§ The request
Examine each line of the data. Copy those that contain the string "Unemployment".

§ Listed records
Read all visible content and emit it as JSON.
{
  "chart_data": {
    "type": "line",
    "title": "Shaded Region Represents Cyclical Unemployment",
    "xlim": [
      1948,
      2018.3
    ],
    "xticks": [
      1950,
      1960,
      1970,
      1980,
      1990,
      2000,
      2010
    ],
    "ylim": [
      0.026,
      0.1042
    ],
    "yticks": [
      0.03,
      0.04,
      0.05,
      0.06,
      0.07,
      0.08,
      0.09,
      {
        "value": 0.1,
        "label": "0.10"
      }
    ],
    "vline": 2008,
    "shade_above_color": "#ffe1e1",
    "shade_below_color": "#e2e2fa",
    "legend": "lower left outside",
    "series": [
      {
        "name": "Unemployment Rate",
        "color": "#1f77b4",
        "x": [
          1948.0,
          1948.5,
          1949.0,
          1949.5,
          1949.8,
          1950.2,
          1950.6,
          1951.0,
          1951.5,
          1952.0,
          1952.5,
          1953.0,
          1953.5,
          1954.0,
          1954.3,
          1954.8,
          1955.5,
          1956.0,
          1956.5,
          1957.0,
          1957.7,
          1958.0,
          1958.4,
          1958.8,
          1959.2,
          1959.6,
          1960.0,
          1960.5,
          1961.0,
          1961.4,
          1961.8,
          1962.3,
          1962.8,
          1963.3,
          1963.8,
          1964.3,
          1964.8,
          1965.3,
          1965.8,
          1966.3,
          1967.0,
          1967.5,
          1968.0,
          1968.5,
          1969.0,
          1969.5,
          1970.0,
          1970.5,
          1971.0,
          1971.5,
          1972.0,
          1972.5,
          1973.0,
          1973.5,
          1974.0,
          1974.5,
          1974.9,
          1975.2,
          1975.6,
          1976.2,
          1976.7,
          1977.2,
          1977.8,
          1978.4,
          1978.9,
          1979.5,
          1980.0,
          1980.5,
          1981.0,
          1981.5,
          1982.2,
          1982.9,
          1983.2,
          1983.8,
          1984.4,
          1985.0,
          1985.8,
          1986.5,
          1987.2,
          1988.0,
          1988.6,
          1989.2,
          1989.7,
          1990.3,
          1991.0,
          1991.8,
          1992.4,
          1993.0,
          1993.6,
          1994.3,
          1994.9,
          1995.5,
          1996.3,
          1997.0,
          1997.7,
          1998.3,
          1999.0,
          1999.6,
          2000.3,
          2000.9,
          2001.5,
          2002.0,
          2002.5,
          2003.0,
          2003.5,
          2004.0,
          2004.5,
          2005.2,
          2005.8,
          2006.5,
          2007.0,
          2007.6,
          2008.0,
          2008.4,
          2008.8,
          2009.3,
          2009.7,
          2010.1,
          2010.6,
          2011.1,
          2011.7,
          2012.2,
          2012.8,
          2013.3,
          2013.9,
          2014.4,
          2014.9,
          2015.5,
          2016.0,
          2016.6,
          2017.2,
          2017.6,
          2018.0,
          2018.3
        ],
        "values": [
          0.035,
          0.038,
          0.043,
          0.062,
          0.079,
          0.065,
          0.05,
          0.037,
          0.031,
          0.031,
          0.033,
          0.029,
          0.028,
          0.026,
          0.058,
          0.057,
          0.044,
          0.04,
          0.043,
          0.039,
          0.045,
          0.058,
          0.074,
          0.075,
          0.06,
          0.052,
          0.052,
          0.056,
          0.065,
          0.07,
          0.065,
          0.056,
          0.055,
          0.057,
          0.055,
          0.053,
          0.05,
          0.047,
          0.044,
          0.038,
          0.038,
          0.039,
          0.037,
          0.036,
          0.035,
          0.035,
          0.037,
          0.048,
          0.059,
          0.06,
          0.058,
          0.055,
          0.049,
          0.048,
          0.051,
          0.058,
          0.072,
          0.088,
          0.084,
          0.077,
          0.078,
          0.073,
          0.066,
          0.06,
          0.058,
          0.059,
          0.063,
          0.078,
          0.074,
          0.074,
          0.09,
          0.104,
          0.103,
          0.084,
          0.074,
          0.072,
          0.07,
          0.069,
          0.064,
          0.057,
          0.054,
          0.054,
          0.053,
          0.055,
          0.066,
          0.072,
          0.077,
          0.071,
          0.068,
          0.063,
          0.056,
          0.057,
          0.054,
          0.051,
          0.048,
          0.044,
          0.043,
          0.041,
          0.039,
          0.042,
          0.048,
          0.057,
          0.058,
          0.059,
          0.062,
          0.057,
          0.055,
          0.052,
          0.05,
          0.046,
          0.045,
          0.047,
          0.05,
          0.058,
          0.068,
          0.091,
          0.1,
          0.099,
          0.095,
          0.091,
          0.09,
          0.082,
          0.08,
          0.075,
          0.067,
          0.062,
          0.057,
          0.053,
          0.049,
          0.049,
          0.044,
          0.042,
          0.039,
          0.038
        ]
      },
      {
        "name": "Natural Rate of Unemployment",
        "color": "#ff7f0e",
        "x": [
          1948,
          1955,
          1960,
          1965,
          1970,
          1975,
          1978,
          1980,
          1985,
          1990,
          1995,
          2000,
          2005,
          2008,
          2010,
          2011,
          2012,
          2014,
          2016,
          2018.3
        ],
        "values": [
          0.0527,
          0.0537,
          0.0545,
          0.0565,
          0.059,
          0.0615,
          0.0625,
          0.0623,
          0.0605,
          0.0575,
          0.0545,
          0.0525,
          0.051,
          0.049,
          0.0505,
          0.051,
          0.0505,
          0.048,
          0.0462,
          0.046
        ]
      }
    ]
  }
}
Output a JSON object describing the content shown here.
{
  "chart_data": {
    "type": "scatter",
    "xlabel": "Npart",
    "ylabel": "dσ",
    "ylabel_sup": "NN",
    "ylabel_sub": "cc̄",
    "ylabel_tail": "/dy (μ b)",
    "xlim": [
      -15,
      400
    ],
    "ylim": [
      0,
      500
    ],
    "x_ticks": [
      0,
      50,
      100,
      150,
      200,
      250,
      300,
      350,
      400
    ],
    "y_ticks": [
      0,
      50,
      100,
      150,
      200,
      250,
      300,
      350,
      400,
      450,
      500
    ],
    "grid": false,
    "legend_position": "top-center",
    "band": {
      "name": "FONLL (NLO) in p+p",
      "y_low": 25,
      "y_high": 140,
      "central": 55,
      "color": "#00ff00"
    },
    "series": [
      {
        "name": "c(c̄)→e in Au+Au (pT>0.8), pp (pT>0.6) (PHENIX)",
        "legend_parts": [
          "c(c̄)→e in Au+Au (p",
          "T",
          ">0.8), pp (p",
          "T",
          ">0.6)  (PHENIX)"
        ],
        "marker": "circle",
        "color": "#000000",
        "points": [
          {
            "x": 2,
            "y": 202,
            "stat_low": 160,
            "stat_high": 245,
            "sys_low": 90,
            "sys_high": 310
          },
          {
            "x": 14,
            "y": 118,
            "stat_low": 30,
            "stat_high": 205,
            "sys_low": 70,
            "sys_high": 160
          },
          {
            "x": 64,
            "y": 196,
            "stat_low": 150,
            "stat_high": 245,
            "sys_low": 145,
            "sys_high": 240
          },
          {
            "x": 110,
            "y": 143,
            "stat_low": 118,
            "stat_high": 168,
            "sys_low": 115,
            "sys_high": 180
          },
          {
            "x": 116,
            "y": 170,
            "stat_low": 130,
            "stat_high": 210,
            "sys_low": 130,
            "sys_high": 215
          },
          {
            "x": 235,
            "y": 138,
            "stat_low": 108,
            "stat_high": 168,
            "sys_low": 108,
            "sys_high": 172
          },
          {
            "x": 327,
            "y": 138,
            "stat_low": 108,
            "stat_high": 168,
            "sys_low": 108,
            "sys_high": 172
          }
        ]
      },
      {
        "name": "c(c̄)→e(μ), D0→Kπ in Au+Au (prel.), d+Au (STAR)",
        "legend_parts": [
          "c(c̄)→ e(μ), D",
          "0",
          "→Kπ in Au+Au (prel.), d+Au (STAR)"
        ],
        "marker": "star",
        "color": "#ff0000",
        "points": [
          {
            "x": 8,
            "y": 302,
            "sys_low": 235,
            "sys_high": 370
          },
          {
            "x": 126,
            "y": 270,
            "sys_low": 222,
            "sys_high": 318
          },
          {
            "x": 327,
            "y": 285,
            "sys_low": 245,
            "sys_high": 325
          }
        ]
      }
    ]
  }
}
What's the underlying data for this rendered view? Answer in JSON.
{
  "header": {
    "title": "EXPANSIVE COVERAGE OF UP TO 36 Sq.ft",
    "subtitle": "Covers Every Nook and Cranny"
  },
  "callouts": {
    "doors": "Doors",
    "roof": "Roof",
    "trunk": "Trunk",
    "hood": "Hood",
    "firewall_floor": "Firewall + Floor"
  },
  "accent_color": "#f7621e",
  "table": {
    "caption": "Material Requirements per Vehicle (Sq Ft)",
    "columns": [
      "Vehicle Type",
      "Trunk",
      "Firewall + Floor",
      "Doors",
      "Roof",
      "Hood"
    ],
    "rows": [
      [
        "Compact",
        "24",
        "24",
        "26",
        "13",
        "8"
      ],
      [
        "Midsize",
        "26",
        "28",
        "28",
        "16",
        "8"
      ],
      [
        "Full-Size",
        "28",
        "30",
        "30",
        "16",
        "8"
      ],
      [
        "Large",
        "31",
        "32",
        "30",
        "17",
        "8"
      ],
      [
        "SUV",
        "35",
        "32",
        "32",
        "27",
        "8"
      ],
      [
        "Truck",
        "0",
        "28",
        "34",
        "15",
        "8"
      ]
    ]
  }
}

§ Task output
    "title": "Shaded Region Represents Cyclical Unemployment",
        "name": "Unemployment Rate",
        "name": "Natural Rate of Unemployment",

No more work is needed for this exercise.